-- Problem description --
Skip every image and restate the data word for word.

-- Data supplied --

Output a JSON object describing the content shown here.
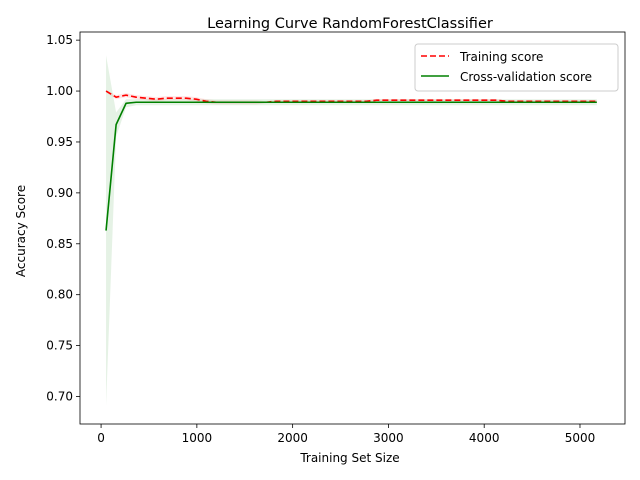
{
  "chart_data": {
    "type": "line",
    "title": "Learning Curve RandomForestClassifier",
    "xlabel": "Training Set Size",
    "ylabel": "Accuracy Score",
    "xlim": [
      -220,
      5470
    ],
    "ylim": [
      0.673,
      1.058
    ],
    "x_ticks": [
      0,
      1000,
      2000,
      3000,
      4000,
      5000
    ],
    "x_tick_labels": [
      "0",
      "1000",
      "2000",
      "3000",
      "4000",
      "5000"
    ],
    "y_ticks": [
      0.7,
      0.75,
      0.8,
      0.85,
      0.9,
      0.95,
      1.0,
      1.05
    ],
    "y_tick_labels": [
      "0.70",
      "0.75",
      "0.80",
      "0.85",
      "0.90",
      "0.95",
      "1.00",
      "1.05"
    ],
    "legend_position": "top-right",
    "x": [
      52,
      157,
      261,
      366,
      470,
      575,
      680,
      784,
      889,
      993,
      1098,
      1202,
      1307,
      1411,
      1516,
      1621,
      1725,
      1830,
      1934,
      2039,
      2144,
      2248,
      2353,
      2457,
      2562,
      2666,
      2771,
      2876,
      2980,
      3085,
      3189,
      3294,
      3398,
      3503,
      3608,
      3712,
      3817,
      3921,
      4026,
      4130,
      4235,
      4340,
      4444,
      4549,
      4653,
      4758,
      4862,
      4967,
      5072,
      5176
    ],
    "series": [
      {
        "name": "Training score",
        "color": "#ff0000",
        "dash": "dashed",
        "values": [
          1.0,
          0.994,
          0.996,
          0.994,
          0.993,
          0.992,
          0.993,
          0.993,
          0.993,
          0.992,
          0.99,
          0.989,
          0.989,
          0.989,
          0.989,
          0.989,
          0.989,
          0.99,
          0.99,
          0.99,
          0.99,
          0.99,
          0.99,
          0.99,
          0.99,
          0.99,
          0.99,
          0.991,
          0.991,
          0.991,
          0.991,
          0.991,
          0.991,
          0.991,
          0.991,
          0.991,
          0.991,
          0.991,
          0.991,
          0.991,
          0.99,
          0.99,
          0.99,
          0.99,
          0.99,
          0.99,
          0.99,
          0.99,
          0.99,
          0.99
        ],
        "band": [
          0.001,
          0.002,
          0.002,
          0.002,
          0.002,
          0.002,
          0.002,
          0.002,
          0.002,
          0.002,
          0.002,
          0.002,
          0.002,
          0.002,
          0.002,
          0.002,
          0.001,
          0.001,
          0.001,
          0.001,
          0.001,
          0.001,
          0.001,
          0.001,
          0.001,
          0.001,
          0.001,
          0.001,
          0.001,
          0.001,
          0.001,
          0.001,
          0.001,
          0.001,
          0.001,
          0.001,
          0.001,
          0.001,
          0.001,
          0.001,
          0.001,
          0.001,
          0.001,
          0.001,
          0.001,
          0.001,
          0.001,
          0.001,
          0.001,
          0.001
        ]
      },
      {
        "name": "Cross-validation score",
        "color": "#008000",
        "dash": "solid",
        "values": [
          0.863,
          0.967,
          0.988,
          0.989,
          0.989,
          0.989,
          0.989,
          0.989,
          0.989,
          0.989,
          0.989,
          0.989,
          0.989,
          0.989,
          0.989,
          0.989,
          0.989,
          0.989,
          0.989,
          0.989,
          0.989,
          0.989,
          0.989,
          0.989,
          0.989,
          0.989,
          0.989,
          0.989,
          0.989,
          0.989,
          0.989,
          0.989,
          0.989,
          0.989,
          0.989,
          0.989,
          0.989,
          0.989,
          0.989,
          0.989,
          0.989,
          0.989,
          0.989,
          0.989,
          0.989,
          0.989,
          0.989,
          0.989,
          0.989,
          0.989
        ],
        "band": [
          0.172,
          0.012,
          0.004,
          0.003,
          0.003,
          0.003,
          0.003,
          0.003,
          0.003,
          0.003,
          0.003,
          0.003,
          0.003,
          0.003,
          0.003,
          0.003,
          0.003,
          0.003,
          0.003,
          0.003,
          0.003,
          0.003,
          0.003,
          0.003,
          0.003,
          0.003,
          0.003,
          0.003,
          0.003,
          0.003,
          0.003,
          0.003,
          0.003,
          0.003,
          0.003,
          0.003,
          0.003,
          0.003,
          0.003,
          0.003,
          0.003,
          0.003,
          0.003,
          0.003,
          0.003,
          0.003,
          0.003,
          0.003,
          0.003,
          0.003
        ]
      }
    ]
  }
}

-- Response --
Output a JSON object describing the content shown here.
{
  "chart_data": {
    "type": "line",
    "title": "Learning Curve RandomForestClassifier",
    "xlabel": "Training Set Size",
    "ylabel": "Accuracy Score",
    "xlim": [
      -220,
      5470
    ],
    "ylim": [
      0.673,
      1.058
    ],
    "x_ticks": [
      0,
      1000,
      2000,
      3000,
      4000,
      5000
    ],
    "x_tick_labels": [
      "0",
      "1000",
      "2000",
      "3000",
      "4000",
      "5000"
    ],
    "y_ticks": [
      0.7,
      0.75,
      0.8,
      0.85,
      0.9,
      0.95,
      1.0,
      1.05
    ],
    "y_tick_labels": [
      "0.70",
      "0.75",
      "0.80",
      "0.85",
      "0.90",
      "0.95",
      "1.00",
      "1.05"
    ],
    "legend_position": "top-right",
    "x": [
      52,
      157,
      261,
      366,
      470,
      575,
      680,
      784,
      889,
      993,
      1098,
      1202,
      1307,
      1411,
      1516,
      1621,
      1725,
      1830,
      1934,
      2039,
      2144,
      2248,
      2353,
      2457,
      2562,
      2666,
      2771,
      2876,
      2980,
      3085,
      3189,
      3294,
      3398,
      3503,
      3608,
      3712,
      3817,
      3921,
      4026,
      4130,
      4235,
      4340,
      4444,
      4549,
      4653,
      4758,
      4862,
      4967,
      5072,
      5176
    ],
    "series": [
      {
        "name": "Training score",
        "color": "#ff0000",
        "dash": "dashed",
        "values": [
          1.0,
          0.994,
          0.996,
          0.994,
          0.993,
          0.992,
          0.993,
          0.993,
          0.993,
          0.992,
          0.99,
          0.989,
          0.989,
          0.989,
          0.989,
          0.989,
          0.989,
          0.99,
          0.99,
          0.99,
          0.99,
          0.99,
          0.99,
          0.99,
          0.99,
          0.99,
          0.99,
          0.991,
          0.991,
          0.991,
          0.991,
          0.991,
          0.991,
          0.991,
          0.991,
          0.991,
          0.991,
          0.991,
          0.991,
          0.991,
          0.99,
          0.99,
          0.99,
          0.99,
          0.99,
          0.99,
          0.99,
          0.99,
          0.99,
          0.99
        ],
        "band": [
          0.001,
          0.002,
          0.002,
          0.002,
          0.002,
          0.002,
          0.002,
          0.002,
          0.002,
          0.002,
          0.002,
          0.002,
          0.002,
          0.002,
          0.002,
          0.002,
          0.001,
          0.001,
          0.001,
          0.001,
          0.001,
          0.001,
          0.001,
          0.001,
          0.001,
          0.001,
          0.001,
          0.001,
          0.001,
          0.001,
          0.001,
          0.001,
          0.001,
          0.001,
          0.001,
          0.001,
          0.001,
          0.001,
          0.001,
          0.001,
          0.001,
          0.001,
          0.001,
          0.001,
          0.001,
          0.001,
          0.001,
          0.001,
          0.001,
          0.001
        ]
      },
      {
        "name": "Cross-validation score",
        "color": "#008000",
        "dash": "solid",
        "values": [
          0.863,
          0.967,
          0.988,
          0.989,
          0.989,
          0.989,
          0.989,
          0.989,
          0.989,
          0.989,
          0.989,
          0.989,
          0.989,
          0.989,
          0.989,
          0.989,
          0.989,
          0.989,
          0.989,
          0.989,
          0.989,
          0.989,
          0.989,
          0.989,
          0.989,
          0.989,
          0.989,
          0.989,
          0.989,
          0.989,
          0.989,
          0.989,
          0.989,
          0.989,
          0.989,
          0.989,
          0.989,
          0.989,
          0.989,
          0.989,
          0.989,
          0.989,
          0.989,
          0.989,
          0.989,
          0.989,
          0.989,
          0.989,
          0.989,
          0.989
        ],
        "band": [
          0.172,
          0.012,
          0.004,
          0.003,
          0.003,
          0.003,
          0.003,
          0.003,
          0.003,
          0.003,
          0.003,
          0.003,
          0.003,
          0.003,
          0.003,
          0.003,
          0.003,
          0.003,
          0.003,
          0.003,
          0.003,
          0.003,
          0.003,
          0.003,
          0.003,
          0.003,
          0.003,
          0.003,
          0.003,
          0.003,
          0.003,
          0.003,
          0.003,
          0.003,
          0.003,
          0.003,
          0.003,
          0.003,
          0.003,
          0.003,
          0.003,
          0.003,
          0.003,
          0.003,
          0.003,
          0.003,
          0.003,
          0.003,
          0.003,
          0.003
        ]
      }
    ]
  }
}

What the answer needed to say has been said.